Exercise objective
Your task is to repeat the entries exactly. Leave the pictures out.

The records
------------
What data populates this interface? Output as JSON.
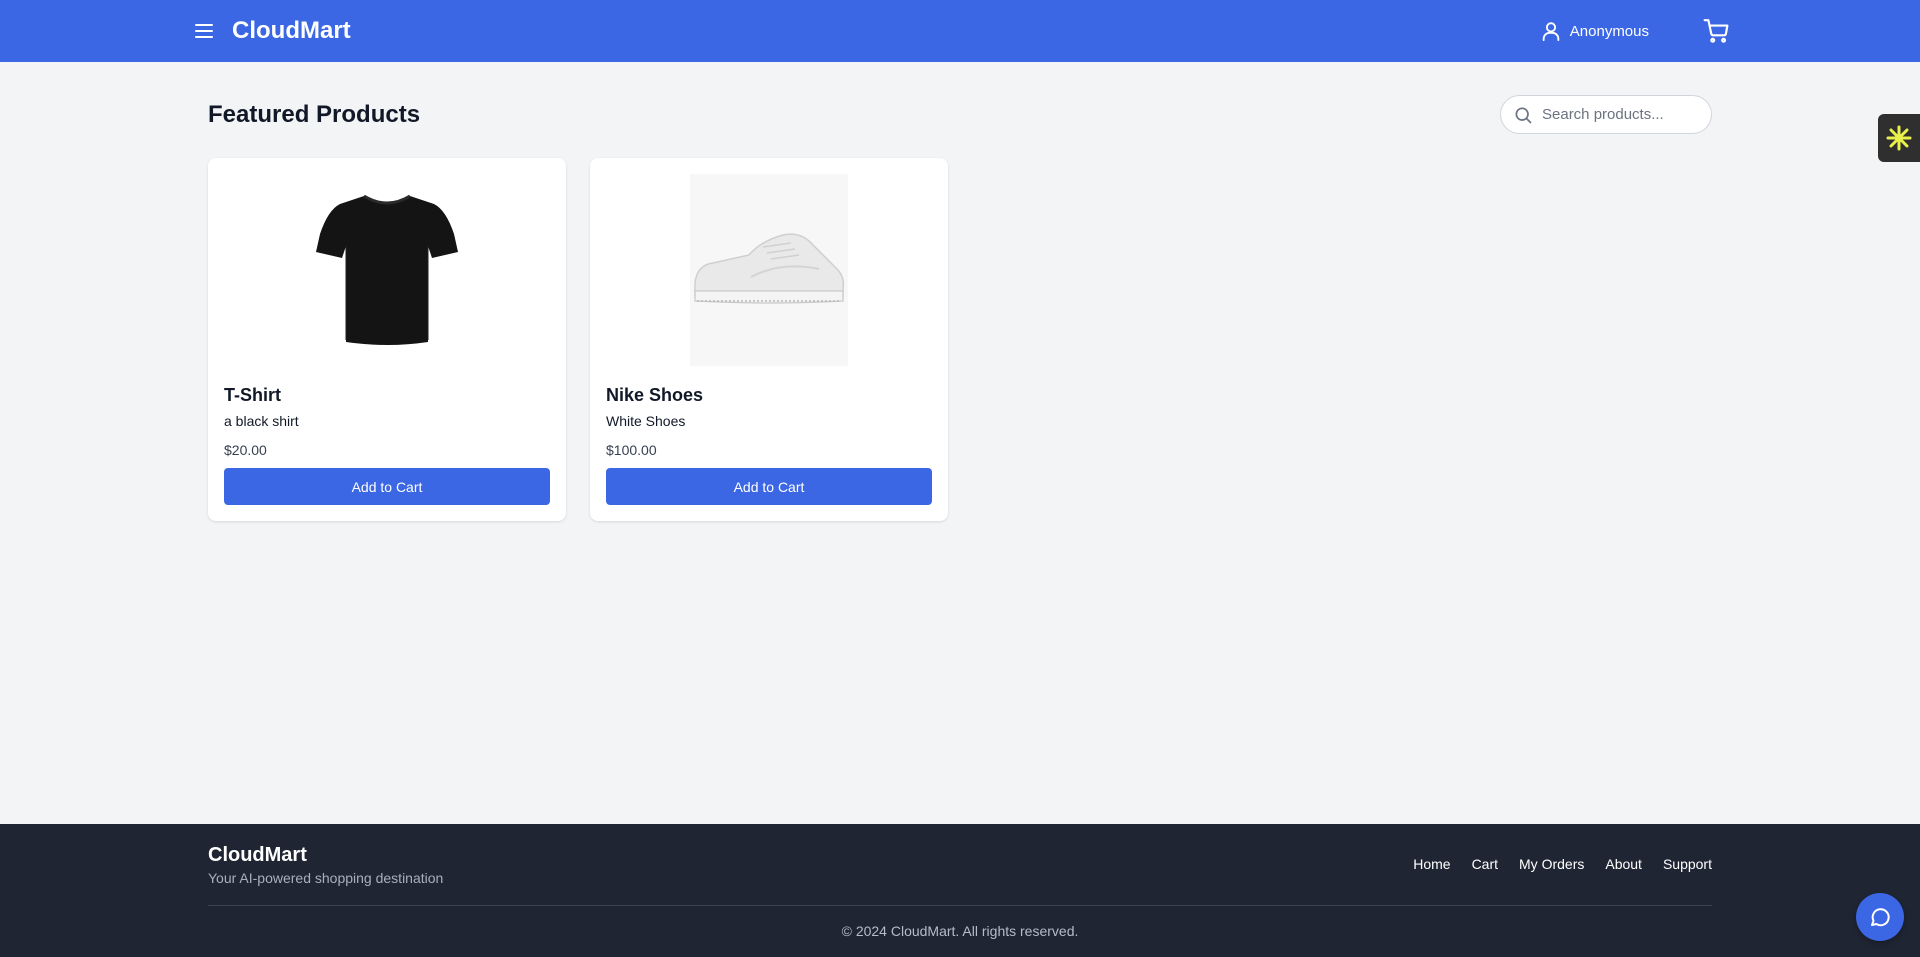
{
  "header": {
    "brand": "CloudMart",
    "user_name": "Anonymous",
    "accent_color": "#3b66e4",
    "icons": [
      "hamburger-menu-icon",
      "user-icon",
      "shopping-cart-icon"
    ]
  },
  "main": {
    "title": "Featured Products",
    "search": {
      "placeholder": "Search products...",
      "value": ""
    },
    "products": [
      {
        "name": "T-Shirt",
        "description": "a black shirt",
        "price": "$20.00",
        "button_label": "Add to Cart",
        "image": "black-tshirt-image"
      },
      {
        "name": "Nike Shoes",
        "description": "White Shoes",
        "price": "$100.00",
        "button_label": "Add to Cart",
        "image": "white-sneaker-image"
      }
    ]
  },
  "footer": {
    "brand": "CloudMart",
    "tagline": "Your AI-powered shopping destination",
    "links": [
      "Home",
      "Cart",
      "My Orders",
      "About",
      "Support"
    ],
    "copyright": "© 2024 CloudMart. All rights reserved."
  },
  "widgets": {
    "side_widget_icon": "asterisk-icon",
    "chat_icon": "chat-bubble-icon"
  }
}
------------
Solved problem
What data populates this interface? Output as JSON.
{
  "header": {
    "brand": "CloudMart",
    "user_name": "Anonymous",
    "accent_color": "#3b66e4",
    "icons": [
      "hamburger-menu-icon",
      "user-icon",
      "shopping-cart-icon"
    ]
  },
  "main": {
    "title": "Featured Products",
    "search": {
      "placeholder": "Search products...",
      "value": ""
    },
    "products": [
      {
        "name": "T-Shirt",
        "description": "a black shirt",
        "price": "$20.00",
        "button_label": "Add to Cart",
        "image": "black-tshirt-image"
      },
      {
        "name": "Nike Shoes",
        "description": "White Shoes",
        "price": "$100.00",
        "button_label": "Add to Cart",
        "image": "white-sneaker-image"
      }
    ]
  },
  "footer": {
    "brand": "CloudMart",
    "tagline": "Your AI-powered shopping destination",
    "links": [
      "Home",
      "Cart",
      "My Orders",
      "About",
      "Support"
    ],
    "copyright": "© 2024 CloudMart. All rights reserved."
  },
  "widgets": {
    "side_widget_icon": "asterisk-icon",
    "chat_icon": "chat-bubble-icon"
  }
}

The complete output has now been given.